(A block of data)
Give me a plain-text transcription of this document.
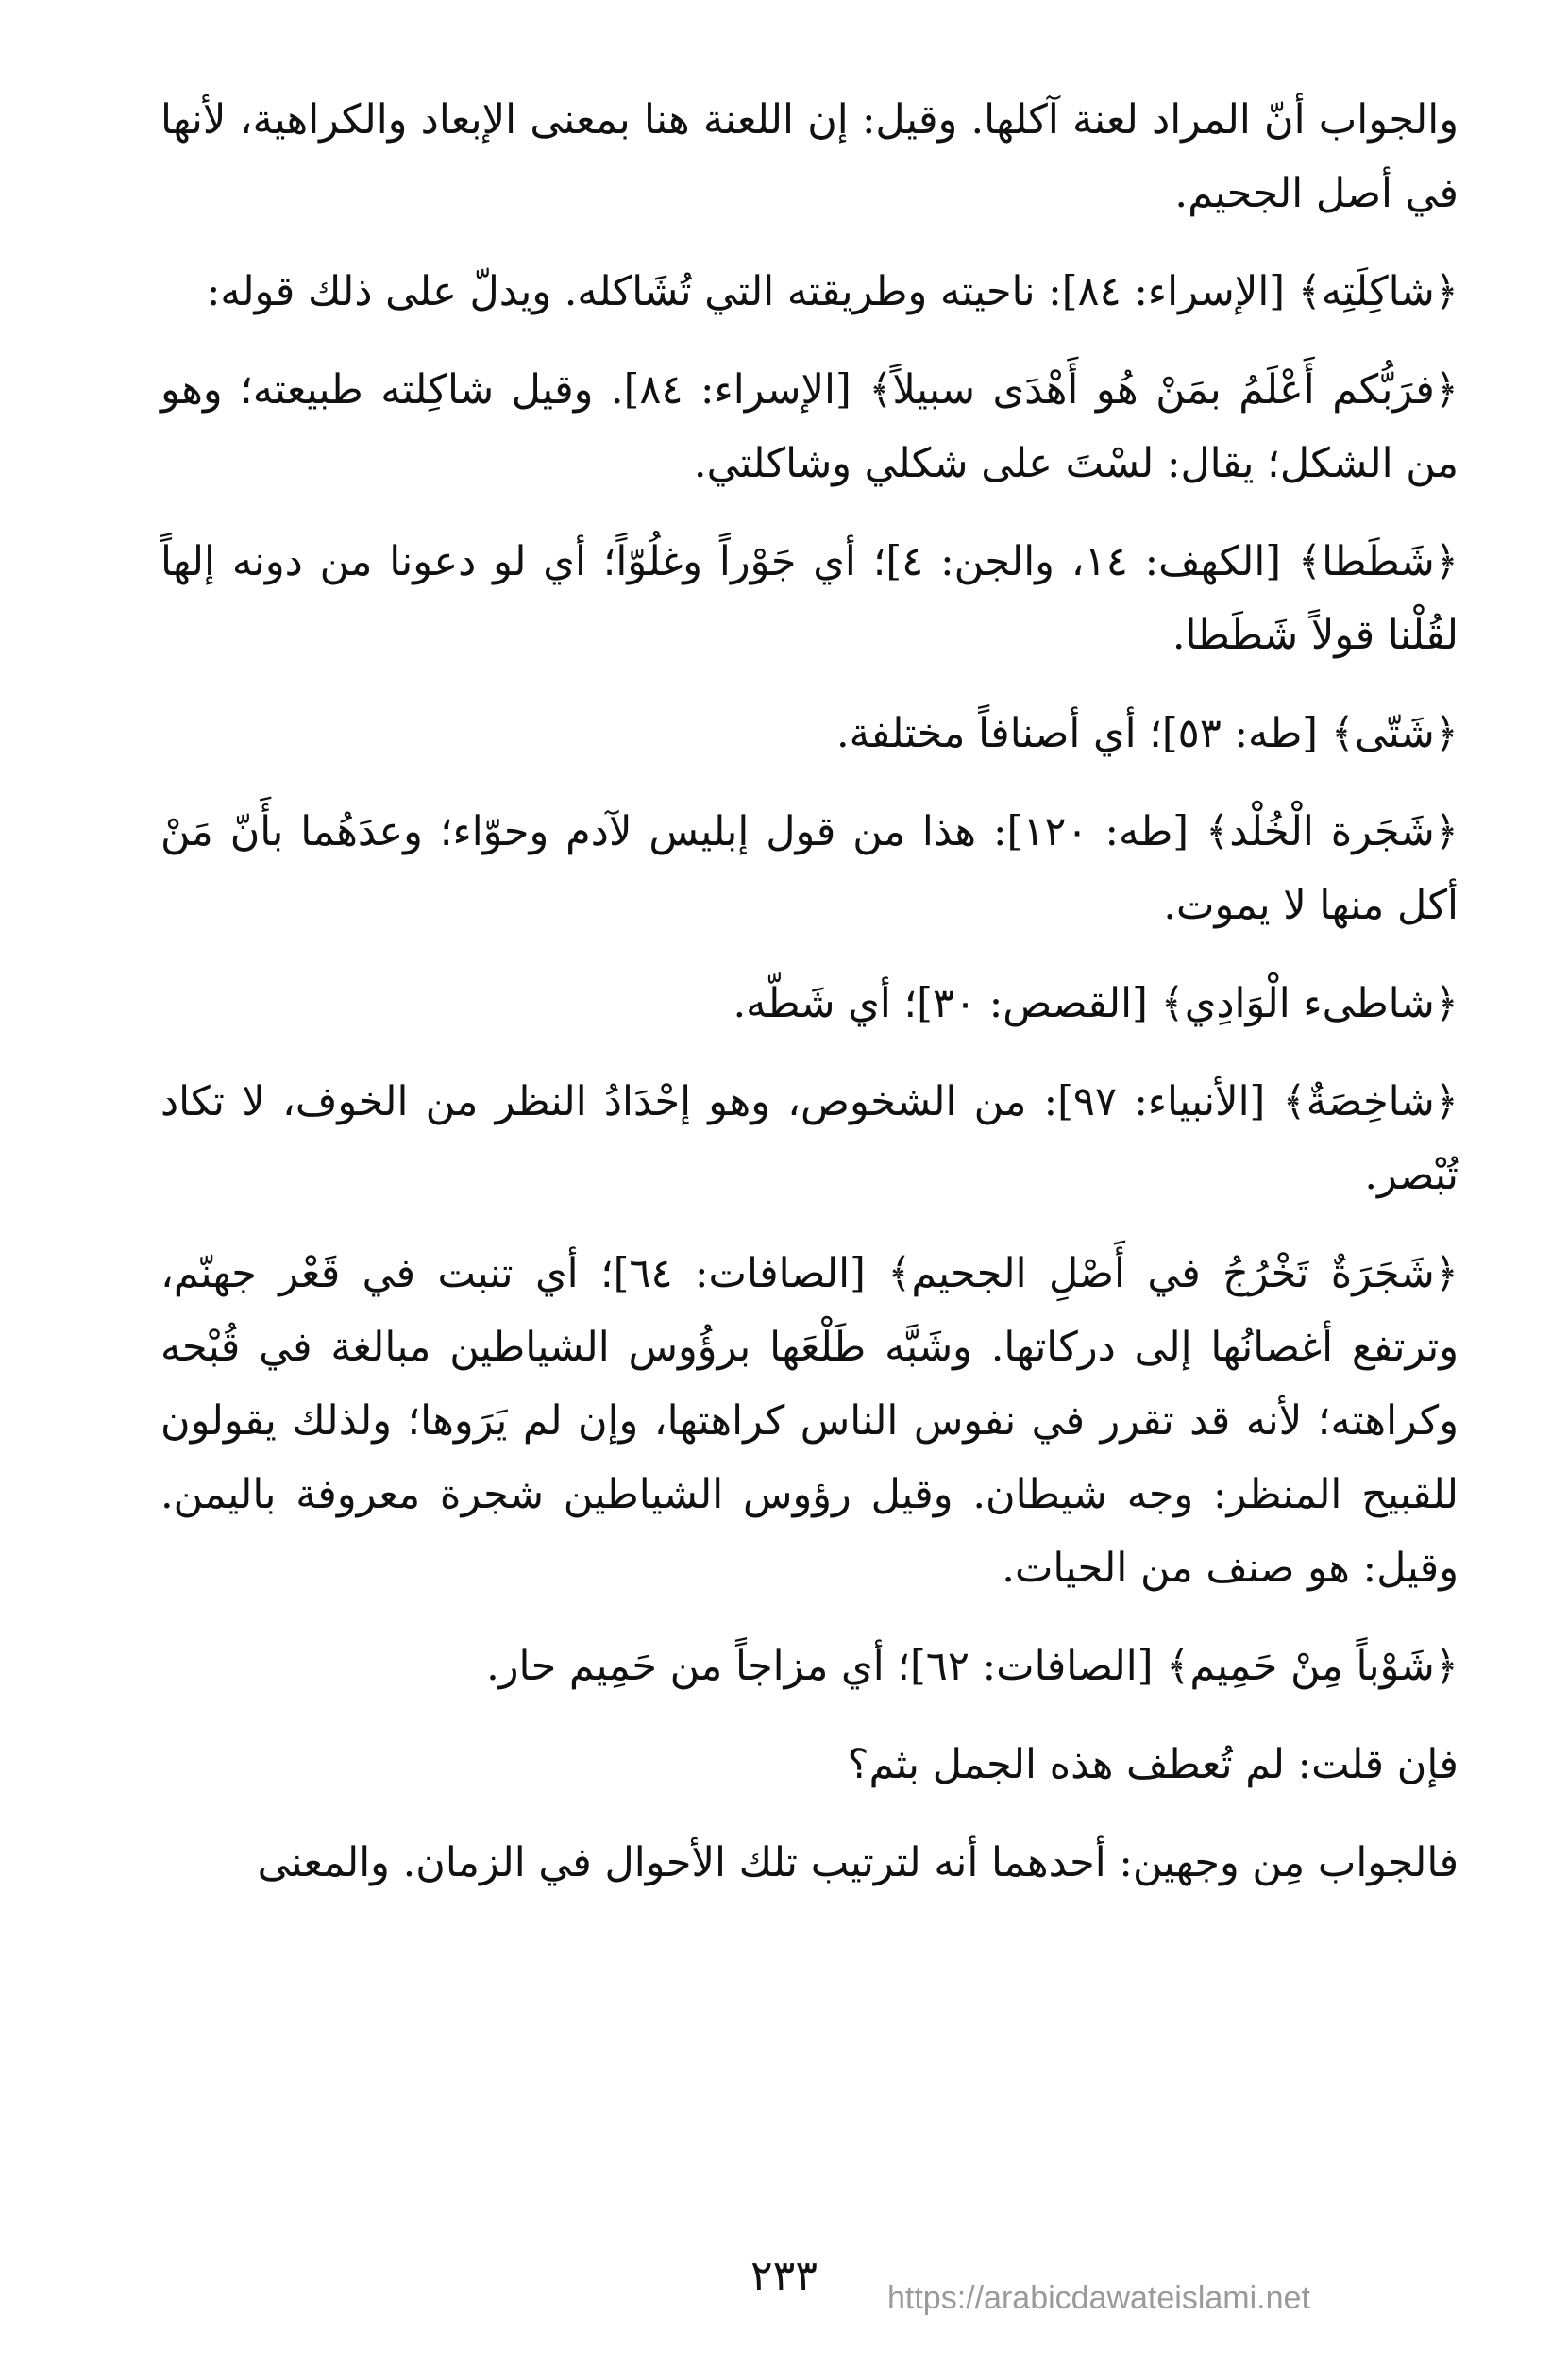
والجواب أنّ المراد لعنة آكلها. وقيل: إن اللعنة هنا بمعنى الإبعاد والكراهية، لأنها في أصل الجحيم.

﴿شاكِلَتِه﴾ [الإسراء: ٨٤]: ناحيته وطريقته التي تُشَاكله. ويدلّ على ذلك قوله:

﴿فرَبُّكم أَعْلَمُ بمَنْ هُو أَهْدَى سبيلاً﴾ [الإسراء: ٨٤]. وقيل شاكِلته طبيعته؛ وهو من الشكل؛ يقال: لسْتَ على شكلي وشاكلتي.

﴿شَطَطا﴾ [الكهف: ١٤، والجن: ٤]؛ أي جَوْراً وغلُوّاً؛ أي لو دعونا من دونه إلهاً لقُلْنا قولاً شَطَطا.

﴿شَتّى﴾ [طه: ٥٣]؛ أي أصنافاً مختلفة.

﴿شَجَرة الْخُلْد﴾ [طه: ١٢٠]: هذا من قول إبليس لآدم وحوّاء؛ وعدَهُما بأَنّ مَنْ أكل منها لا يموت.

﴿شاطىء الْوَادِي﴾ [القصص: ٣٠]؛ أي شَطّه.

﴿شاخِصَةٌ﴾ [الأنبياء: ٩٧]: من الشخوص، وهو إحْدَادُ النظر من الخوف، لا تكاد تُبْصر.

﴿شَجَرَةٌ تَخْرُجُ في أَصْلِ الجحيم﴾ [الصافات: ٦٤]؛ أي تنبت في قَعْر جهنّم، وترتفع أغصانُها إلى دركاتها. وشَبَّه طَلْعَها برؤُوس الشياطين مبالغة في قُبْحه وكراهته؛ لأنه قد تقرر في نفوس الناس كراهتها، وإن لم يَرَوها؛ ولذلك يقولون للقبيح المنظر: وجه شيطان. وقيل رؤوس الشياطين شجرة معروفة باليمن. وقيل: هو صنف من الحيات.

﴿شَوْباً مِنْ حَمِيم﴾ [الصافات: ٦٢]؛ أي مزاجاً من حَمِيم حار.

فإن قلت: لم تُعطف هذه الجمل بثم؟

فالجواب مِن وجهين: أحدهما أنه لترتيب تلك الأحوال في الزمان. والمعنى

٢٣٣	https://arabicdawateislami.net
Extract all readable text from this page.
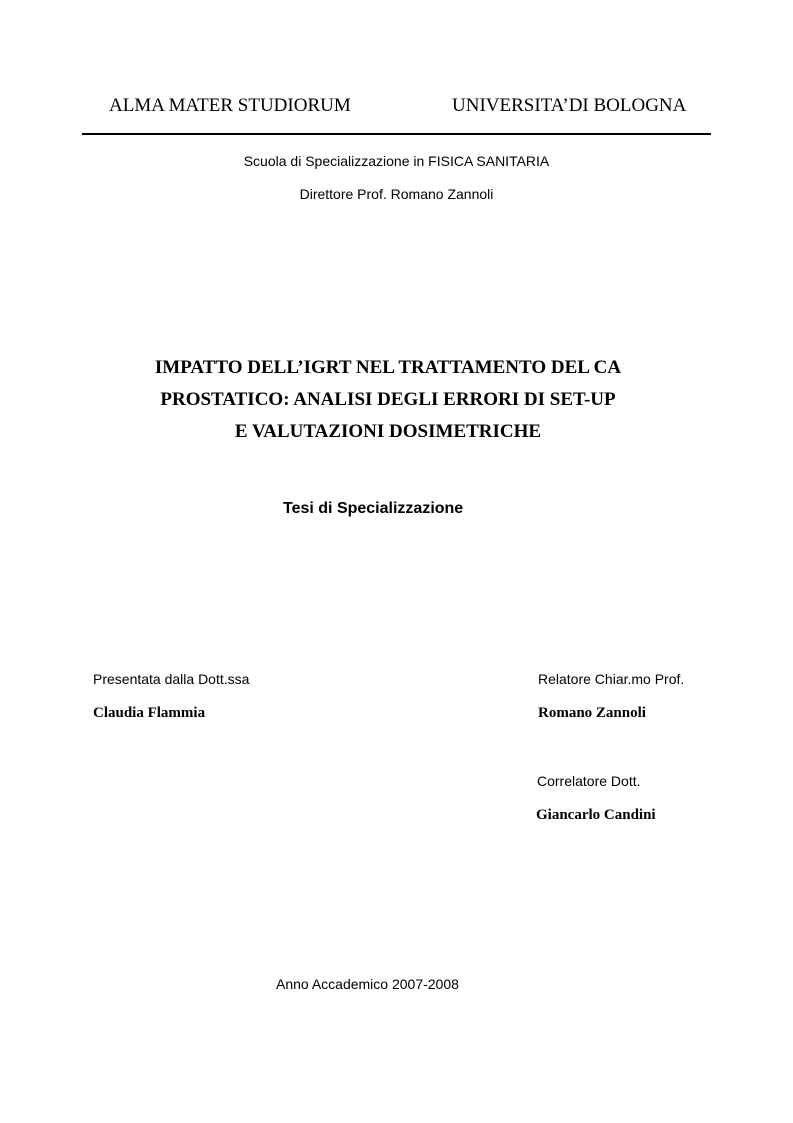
ALMA MATER STUDIORUM	UNIVERSITA’DI BOLOGNA
Scuola di Specializzazione in FISICA SANITARIA
Direttore Prof. Romano Zannoli
IMPATTO DELL’IGRT NEL TRATTAMENTO DEL CA
PROSTATICO: ANALISI DEGLI ERRORI DI SET-UP
E VALUTAZIONI DOSIMETRICHE
Tesi di Specializzazione
Presentata dalla Dott.ssa
Claudia Flammia
Relatore Chiar.mo Prof.
Romano Zannoli
Correlatore Dott.
Giancarlo Candini
Anno Accademico 2007-2008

TASK INSTRUCTIONS:
Say the number of lines in the records above that include the string "الجحيم", and no more.

RESPONSE TO THIS EXERCISE:
2